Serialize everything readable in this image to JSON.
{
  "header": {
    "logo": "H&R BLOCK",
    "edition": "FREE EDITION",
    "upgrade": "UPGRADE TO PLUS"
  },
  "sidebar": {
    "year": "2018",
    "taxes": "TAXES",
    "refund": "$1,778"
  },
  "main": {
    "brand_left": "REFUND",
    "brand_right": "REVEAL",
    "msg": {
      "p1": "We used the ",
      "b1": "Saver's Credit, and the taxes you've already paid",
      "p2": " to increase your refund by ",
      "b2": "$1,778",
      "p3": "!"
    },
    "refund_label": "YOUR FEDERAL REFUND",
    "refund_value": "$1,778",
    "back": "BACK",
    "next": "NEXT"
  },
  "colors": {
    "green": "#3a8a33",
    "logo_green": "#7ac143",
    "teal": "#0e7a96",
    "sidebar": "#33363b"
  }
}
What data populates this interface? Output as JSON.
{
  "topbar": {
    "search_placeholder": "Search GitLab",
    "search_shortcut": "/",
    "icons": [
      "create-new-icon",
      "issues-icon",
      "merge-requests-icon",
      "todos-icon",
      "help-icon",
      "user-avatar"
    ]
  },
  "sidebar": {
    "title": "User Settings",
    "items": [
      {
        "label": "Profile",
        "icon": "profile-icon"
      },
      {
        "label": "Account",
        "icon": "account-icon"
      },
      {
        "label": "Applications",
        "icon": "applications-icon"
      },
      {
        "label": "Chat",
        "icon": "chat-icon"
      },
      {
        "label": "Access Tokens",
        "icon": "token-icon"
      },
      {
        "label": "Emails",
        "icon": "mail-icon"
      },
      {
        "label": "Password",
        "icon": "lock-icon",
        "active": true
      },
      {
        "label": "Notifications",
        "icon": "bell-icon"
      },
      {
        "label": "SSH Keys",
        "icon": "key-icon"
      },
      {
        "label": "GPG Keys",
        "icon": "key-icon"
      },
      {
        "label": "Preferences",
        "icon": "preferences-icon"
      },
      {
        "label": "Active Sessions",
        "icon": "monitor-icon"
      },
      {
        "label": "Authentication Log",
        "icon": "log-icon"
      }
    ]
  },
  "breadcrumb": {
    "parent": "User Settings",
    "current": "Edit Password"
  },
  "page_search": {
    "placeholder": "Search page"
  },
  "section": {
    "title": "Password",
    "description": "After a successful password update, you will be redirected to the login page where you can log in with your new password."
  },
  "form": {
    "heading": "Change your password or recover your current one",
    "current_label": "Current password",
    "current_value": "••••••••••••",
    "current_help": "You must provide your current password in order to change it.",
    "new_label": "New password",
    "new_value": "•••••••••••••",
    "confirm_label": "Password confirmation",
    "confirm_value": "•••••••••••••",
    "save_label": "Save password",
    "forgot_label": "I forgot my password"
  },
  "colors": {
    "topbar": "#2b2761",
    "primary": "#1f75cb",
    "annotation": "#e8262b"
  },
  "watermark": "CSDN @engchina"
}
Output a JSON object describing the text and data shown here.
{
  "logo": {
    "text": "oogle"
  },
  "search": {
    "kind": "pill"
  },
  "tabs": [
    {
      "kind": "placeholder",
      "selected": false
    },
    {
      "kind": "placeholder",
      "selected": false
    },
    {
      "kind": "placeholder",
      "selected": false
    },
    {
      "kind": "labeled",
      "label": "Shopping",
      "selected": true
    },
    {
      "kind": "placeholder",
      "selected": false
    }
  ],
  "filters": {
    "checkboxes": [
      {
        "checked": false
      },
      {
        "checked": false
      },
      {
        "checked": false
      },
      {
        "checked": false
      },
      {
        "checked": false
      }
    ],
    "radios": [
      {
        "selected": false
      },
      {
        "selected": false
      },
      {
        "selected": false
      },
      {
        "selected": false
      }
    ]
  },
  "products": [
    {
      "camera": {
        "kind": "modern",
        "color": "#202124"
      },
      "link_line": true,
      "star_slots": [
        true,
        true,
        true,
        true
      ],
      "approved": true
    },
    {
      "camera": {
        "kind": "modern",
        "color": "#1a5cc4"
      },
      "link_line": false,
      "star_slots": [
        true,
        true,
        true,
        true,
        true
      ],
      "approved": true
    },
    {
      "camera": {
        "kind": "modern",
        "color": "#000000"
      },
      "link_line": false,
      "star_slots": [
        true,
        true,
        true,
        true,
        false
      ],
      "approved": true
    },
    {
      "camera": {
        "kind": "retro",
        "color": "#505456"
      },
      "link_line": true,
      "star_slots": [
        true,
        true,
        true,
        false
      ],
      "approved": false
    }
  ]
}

# # # #

• [WRITTEN TASK] In the records above, collect each line with "JSON".

• [ANSWER BELOW]
Serialize everything readable in this image to JSON.
What data populates this interface? Output as JSON.
Output a JSON object describing the text and data shown here.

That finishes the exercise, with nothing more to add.